• [Material for the task]
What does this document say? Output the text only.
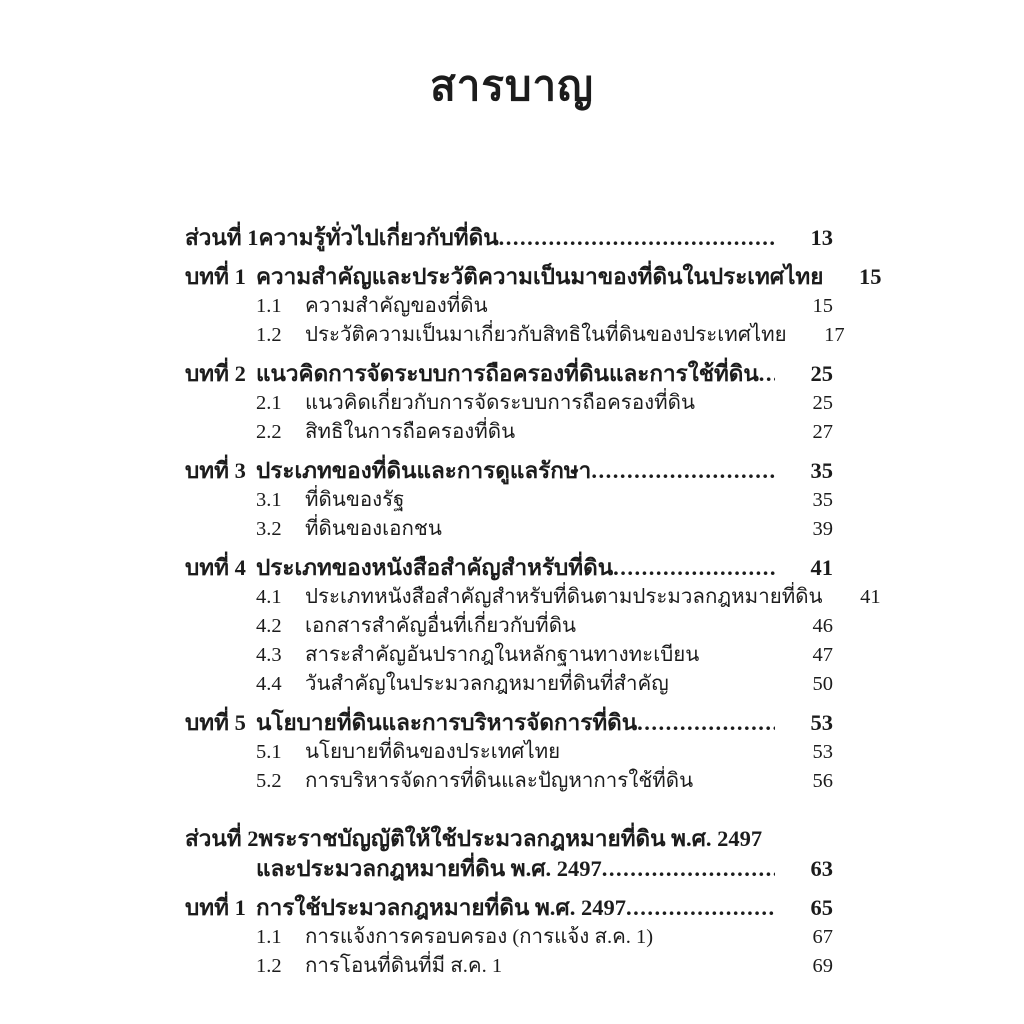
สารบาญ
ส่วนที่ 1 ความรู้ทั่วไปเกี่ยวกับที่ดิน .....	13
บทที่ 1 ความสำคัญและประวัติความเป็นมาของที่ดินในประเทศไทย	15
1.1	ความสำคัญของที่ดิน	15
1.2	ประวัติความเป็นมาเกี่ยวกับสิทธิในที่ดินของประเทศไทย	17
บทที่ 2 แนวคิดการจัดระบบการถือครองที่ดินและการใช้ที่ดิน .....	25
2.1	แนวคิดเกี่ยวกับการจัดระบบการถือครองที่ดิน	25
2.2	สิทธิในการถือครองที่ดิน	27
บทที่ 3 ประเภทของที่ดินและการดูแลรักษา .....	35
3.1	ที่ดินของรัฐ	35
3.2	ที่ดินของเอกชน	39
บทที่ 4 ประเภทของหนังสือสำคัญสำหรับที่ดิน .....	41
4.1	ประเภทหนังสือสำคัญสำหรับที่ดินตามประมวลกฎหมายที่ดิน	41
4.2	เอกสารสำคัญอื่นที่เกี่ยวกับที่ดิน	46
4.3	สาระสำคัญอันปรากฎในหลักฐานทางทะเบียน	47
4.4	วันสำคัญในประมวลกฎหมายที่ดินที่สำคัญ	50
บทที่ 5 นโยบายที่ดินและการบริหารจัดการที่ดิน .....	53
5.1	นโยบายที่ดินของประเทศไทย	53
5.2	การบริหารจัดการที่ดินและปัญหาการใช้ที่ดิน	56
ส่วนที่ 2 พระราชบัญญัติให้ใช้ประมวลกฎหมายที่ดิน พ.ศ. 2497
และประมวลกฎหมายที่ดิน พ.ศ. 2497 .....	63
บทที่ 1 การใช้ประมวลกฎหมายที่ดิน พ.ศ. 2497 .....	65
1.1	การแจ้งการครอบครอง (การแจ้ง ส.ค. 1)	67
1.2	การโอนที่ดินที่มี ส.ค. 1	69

• [Written exercise]
Each line of the data should be quoted exactly, with pictures left out.

• [Solution to this problem]
What does this document say? Output the text only.
สารบาญ
ส่วนที่ 1 ความรู้ทั่วไปเกี่ยวกับที่ดิน .....	13
บทที่ 1 ความสำคัญและประวัติความเป็นมาของที่ดินในประเทศไทย	15
1.1	ความสำคัญของที่ดิน	15
1.2	ประวัติความเป็นมาเกี่ยวกับสิทธิในที่ดินของประเทศไทย	17
บทที่ 2 แนวคิดการจัดระบบการถือครองที่ดินและการใช้ที่ดิน .....	25
2.1	แนวคิดเกี่ยวกับการจัดระบบการถือครองที่ดิน	25
2.2	สิทธิในการถือครองที่ดิน	27
บทที่ 3 ประเภทของที่ดินและการดูแลรักษา .....	35
3.1	ที่ดินของรัฐ	35
3.2	ที่ดินของเอกชน	39
บทที่ 4 ประเภทของหนังสือสำคัญสำหรับที่ดิน .....	41
4.1	ประเภทหนังสือสำคัญสำหรับที่ดินตามประมวลกฎหมายที่ดิน	41
4.2	เอกสารสำคัญอื่นที่เกี่ยวกับที่ดิน	46
4.3	สาระสำคัญอันปรากฎในหลักฐานทางทะเบียน	47
4.4	วันสำคัญในประมวลกฎหมายที่ดินที่สำคัญ	50
บทที่ 5 นโยบายที่ดินและการบริหารจัดการที่ดิน .....	53
5.1	นโยบายที่ดินของประเทศไทย	53
5.2	การบริหารจัดการที่ดินและปัญหาการใช้ที่ดิน	56
ส่วนที่ 2 พระราชบัญญัติให้ใช้ประมวลกฎหมายที่ดิน พ.ศ. 2497
และประมวลกฎหมายที่ดิน พ.ศ. 2497 .....	63
บทที่ 1 การใช้ประมวลกฎหมายที่ดิน พ.ศ. 2497 .....	65
1.1	การแจ้งการครอบครอง (การแจ้ง ส.ค. 1)	67
1.2	การโอนที่ดินที่มี ส.ค. 1	69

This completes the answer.